__GIVEN TASK__.
Update the part that opens with the line containing "Patent image size: (791, 1402)." and closes with the line containing "The second part" by replacing "lifting device" with "hoisting device", leaving everything else unchanged. Give only those lines.

__EXTRACTED ENTRIES__.
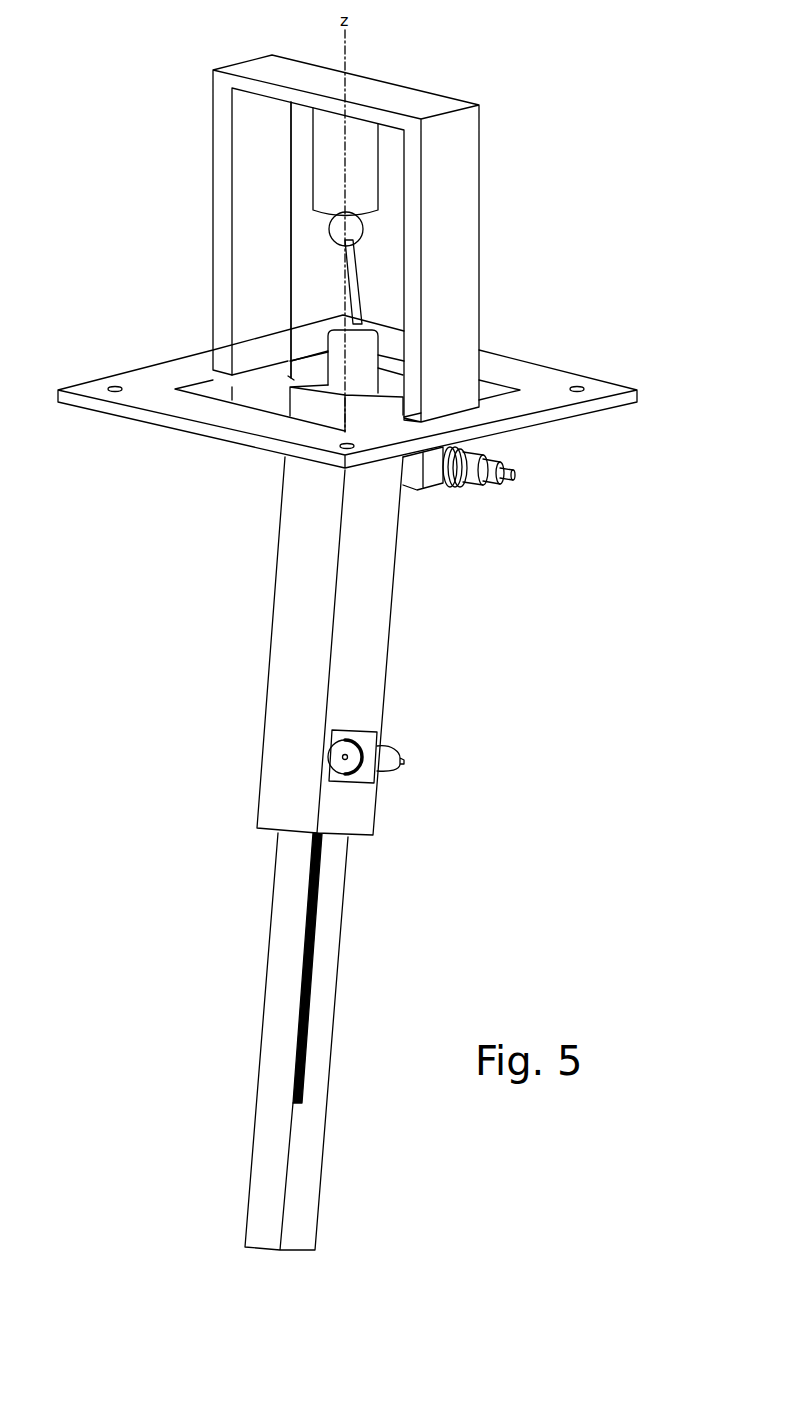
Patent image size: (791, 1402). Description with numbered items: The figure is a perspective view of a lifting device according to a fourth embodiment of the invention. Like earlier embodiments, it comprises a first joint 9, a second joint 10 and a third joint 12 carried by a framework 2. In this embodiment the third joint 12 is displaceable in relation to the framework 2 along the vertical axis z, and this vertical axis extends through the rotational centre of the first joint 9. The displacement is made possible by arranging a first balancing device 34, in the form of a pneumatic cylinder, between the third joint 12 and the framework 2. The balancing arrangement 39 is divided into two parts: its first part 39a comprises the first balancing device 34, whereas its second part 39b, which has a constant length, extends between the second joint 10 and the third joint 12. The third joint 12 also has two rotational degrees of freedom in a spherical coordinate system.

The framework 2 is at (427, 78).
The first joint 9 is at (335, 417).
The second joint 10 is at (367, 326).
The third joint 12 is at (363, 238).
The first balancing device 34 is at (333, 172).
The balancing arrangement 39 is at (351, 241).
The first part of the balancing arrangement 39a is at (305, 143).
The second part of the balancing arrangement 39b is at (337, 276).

==

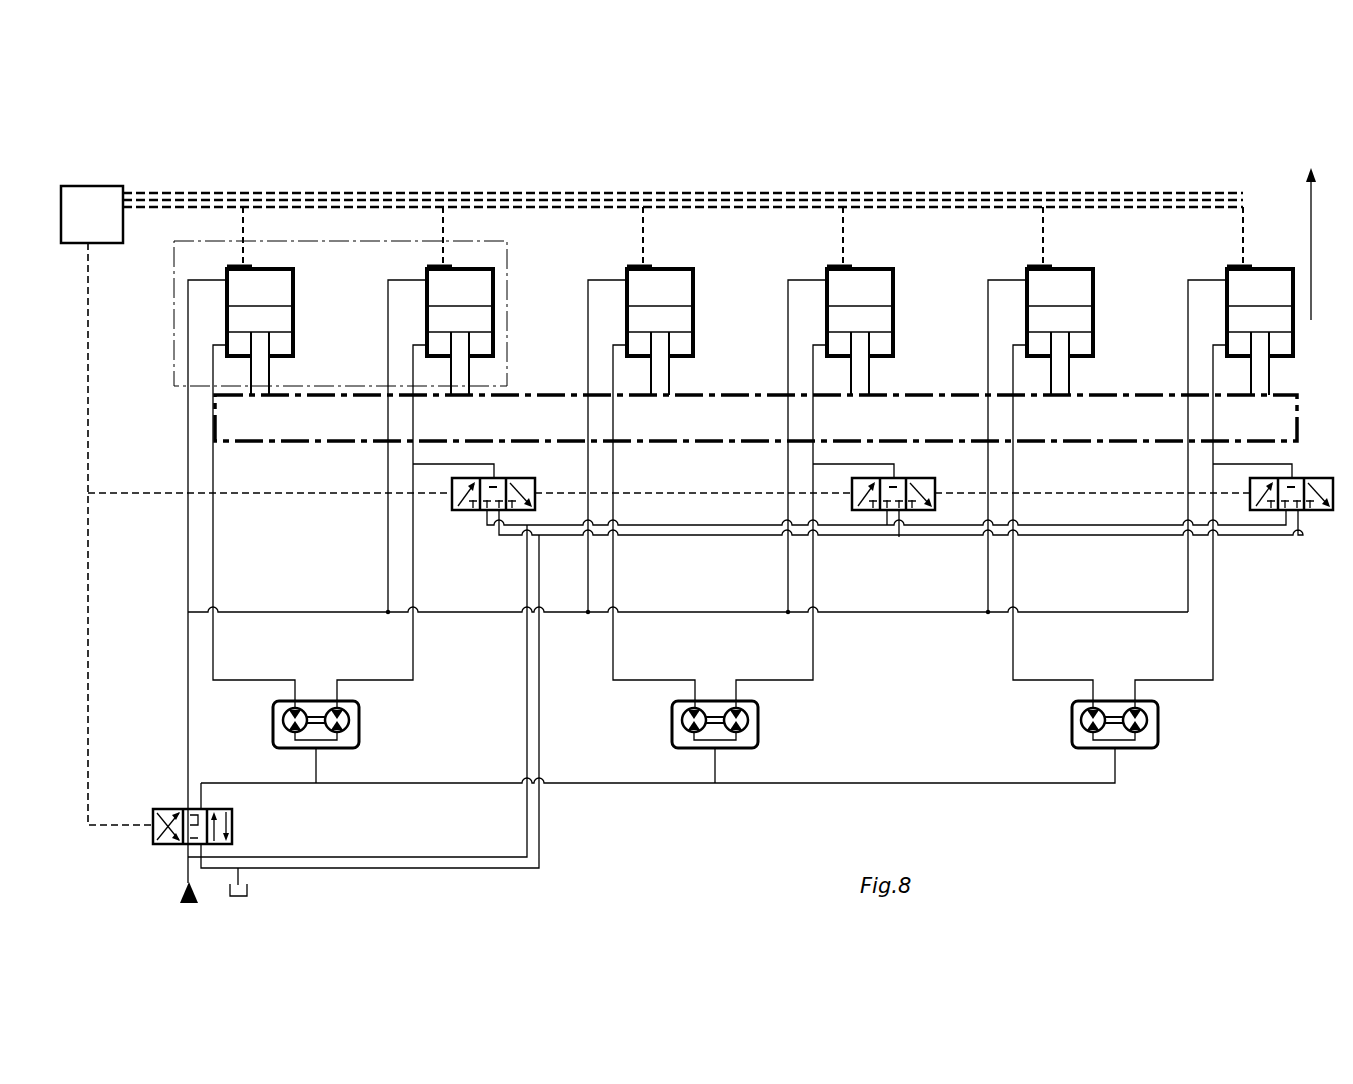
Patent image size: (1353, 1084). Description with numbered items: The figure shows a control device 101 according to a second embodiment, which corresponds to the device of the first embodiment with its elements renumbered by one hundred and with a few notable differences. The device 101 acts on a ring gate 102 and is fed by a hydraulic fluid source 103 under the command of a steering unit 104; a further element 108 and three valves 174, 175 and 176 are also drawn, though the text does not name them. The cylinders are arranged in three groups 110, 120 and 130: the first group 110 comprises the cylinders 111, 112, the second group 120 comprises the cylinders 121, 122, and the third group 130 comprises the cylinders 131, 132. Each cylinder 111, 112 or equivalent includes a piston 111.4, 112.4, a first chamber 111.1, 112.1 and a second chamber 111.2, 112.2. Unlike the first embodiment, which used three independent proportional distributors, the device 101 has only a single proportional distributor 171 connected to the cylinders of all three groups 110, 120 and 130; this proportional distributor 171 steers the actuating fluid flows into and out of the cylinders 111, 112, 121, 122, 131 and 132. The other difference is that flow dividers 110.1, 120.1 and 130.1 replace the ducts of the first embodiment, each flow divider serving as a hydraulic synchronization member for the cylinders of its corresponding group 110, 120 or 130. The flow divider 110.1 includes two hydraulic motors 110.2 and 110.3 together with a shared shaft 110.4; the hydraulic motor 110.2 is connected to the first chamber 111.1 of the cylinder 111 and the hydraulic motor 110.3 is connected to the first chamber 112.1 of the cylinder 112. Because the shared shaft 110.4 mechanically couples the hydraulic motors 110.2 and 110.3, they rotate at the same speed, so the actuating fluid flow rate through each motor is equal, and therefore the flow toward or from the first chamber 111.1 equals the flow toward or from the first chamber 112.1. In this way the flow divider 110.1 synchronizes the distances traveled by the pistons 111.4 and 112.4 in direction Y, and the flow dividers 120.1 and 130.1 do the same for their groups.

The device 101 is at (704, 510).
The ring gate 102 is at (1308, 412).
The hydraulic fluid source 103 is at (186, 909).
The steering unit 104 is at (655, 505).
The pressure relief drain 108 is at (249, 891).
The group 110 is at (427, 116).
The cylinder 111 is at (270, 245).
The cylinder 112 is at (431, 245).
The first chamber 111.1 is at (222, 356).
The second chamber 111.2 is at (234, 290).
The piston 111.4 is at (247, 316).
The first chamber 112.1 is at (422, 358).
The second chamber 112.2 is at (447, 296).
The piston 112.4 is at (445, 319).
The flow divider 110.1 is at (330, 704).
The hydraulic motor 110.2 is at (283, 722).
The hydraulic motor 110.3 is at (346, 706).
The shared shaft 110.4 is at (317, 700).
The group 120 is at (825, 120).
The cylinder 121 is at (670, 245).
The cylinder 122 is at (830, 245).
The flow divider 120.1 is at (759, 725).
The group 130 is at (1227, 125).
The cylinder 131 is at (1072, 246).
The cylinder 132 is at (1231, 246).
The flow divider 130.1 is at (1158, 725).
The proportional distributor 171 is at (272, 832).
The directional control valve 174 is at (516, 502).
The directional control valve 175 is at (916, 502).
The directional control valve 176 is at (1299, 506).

__EXPECTED OUTPUT__.
Patent image size: (791, 1402). Description with numbered items: The figure is a perspective view of a hoisting device according to a fourth embodiment of the invention. Like earlier embodiments, it comprises a first joint 9, a second joint 10 and a third joint 12 carried by a framework 2. In this embodiment the third joint 12 is displaceable in relation to the framework 2 along the vertical axis z, and this vertical axis extends through the rotational centre of the first joint 9. The displacement is made possible by arranging a first balancing device 34, in the form of a pneumatic cylinder, between the third joint 12 and the framework 2. The balancing arrangement 39 is divided into two parts: its first part 39a comprises the first balancing device 34, whereas its second part 39b, which has a constant length, extends between the second joint 10 and the third joint 12. The third joint 12 also has two rotational degrees of freedom in a spherical coordinate system.

The framework 2 is at (427, 78).
The first joint 9 is at (335, 417).
The second joint 10 is at (367, 326).
The third joint 12 is at (363, 238).
The first balancing device 34 is at (333, 172).
The balancing arrangement 39 is at (351, 241).
The first part of the balancing arrangement 39a is at (305, 143).
The second part of the balancing arrangement 39b is at (337, 276).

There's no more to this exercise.